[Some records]
>>>>>

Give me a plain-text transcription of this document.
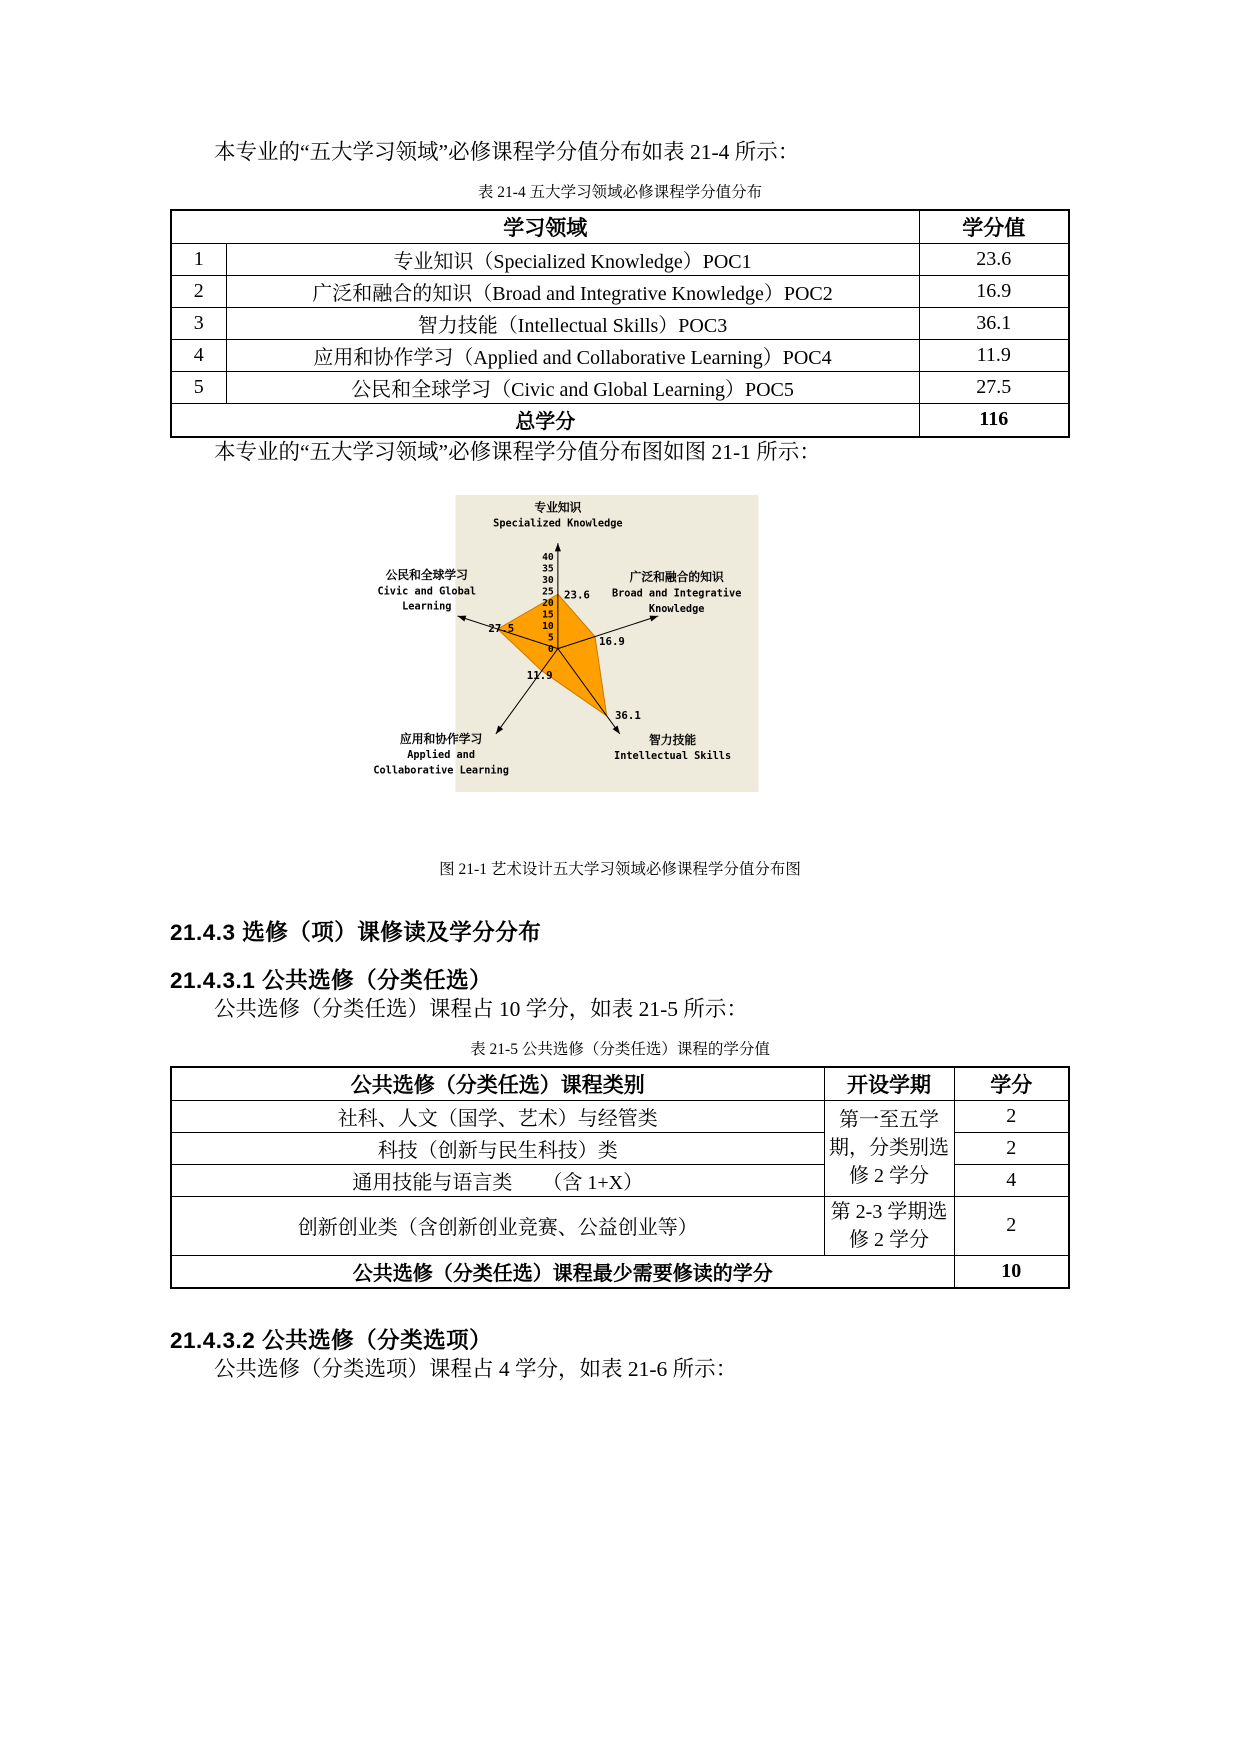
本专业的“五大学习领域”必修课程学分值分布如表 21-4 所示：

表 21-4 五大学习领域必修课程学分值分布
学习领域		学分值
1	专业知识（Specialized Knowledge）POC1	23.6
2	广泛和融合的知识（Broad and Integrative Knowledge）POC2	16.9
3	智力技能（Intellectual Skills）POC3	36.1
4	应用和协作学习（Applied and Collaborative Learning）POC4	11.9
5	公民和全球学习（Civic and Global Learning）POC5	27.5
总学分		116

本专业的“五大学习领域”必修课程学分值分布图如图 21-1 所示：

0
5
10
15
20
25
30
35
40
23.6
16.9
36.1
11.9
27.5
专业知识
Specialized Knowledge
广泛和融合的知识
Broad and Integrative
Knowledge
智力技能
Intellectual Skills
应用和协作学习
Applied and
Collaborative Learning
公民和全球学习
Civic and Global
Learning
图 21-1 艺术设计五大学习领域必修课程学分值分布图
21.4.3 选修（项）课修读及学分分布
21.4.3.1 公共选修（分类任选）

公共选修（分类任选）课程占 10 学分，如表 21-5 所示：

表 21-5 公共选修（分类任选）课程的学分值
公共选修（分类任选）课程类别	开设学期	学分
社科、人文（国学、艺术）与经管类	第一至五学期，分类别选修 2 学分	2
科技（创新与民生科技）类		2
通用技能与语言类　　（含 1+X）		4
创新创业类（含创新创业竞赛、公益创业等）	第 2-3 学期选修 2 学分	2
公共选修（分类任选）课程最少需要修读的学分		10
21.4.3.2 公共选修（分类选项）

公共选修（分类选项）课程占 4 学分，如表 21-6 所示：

<<<<<

▸ GIVEN REQUEST
Reproduce the material above in full and without alteration, but skip all pictures.

▸ EXERCISE OUTPUT
Give me a plain-text transcription of this document.
本专业的“五大学习领域”必修课程学分值分布如表 21-4 所示：

表 21-4 五大学习领域必修课程学分值分布
学习领域		学分值
1	专业知识（Specialized Knowledge）POC1	23.6
2	广泛和融合的知识（Broad and Integrative Knowledge）POC2	16.9
3	智力技能（Intellectual Skills）POC3	36.1
4	应用和协作学习（Applied and Collaborative Learning）POC4	11.9
5	公民和全球学习（Civic and Global Learning）POC5	27.5
总学分		116

本专业的“五大学习领域”必修课程学分值分布图如图 21-1 所示：

0
5
10
15
20
25
30
35
40
23.6
16.9
36.1
11.9
27.5
专业知识
Specialized Knowledge
广泛和融合的知识
Broad and Integrative
Knowledge
智力技能
Intellectual Skills
应用和协作学习
Applied and
Collaborative Learning
公民和全球学习
Civic and Global
Learning
图 21-1 艺术设计五大学习领域必修课程学分值分布图
21.4.3 选修（项）课修读及学分分布
21.4.3.1 公共选修（分类任选）

公共选修（分类任选）课程占 10 学分，如表 21-5 所示：

表 21-5 公共选修（分类任选）课程的学分值
公共选修（分类任选）课程类别	开设学期	学分
社科、人文（国学、艺术）与经管类	第一至五学期，分类别选修 2 学分	2
科技（创新与民生科技）类		2
通用技能与语言类　　（含 1+X）		4
创新创业类（含创新创业竞赛、公益创业等）	第 2-3 学期选修 2 学分	2
公共选修（分类任选）课程最少需要修读的学分		10
21.4.3.2 公共选修（分类选项）

公共选修（分类选项）课程占 4 学分，如表 21-6 所示：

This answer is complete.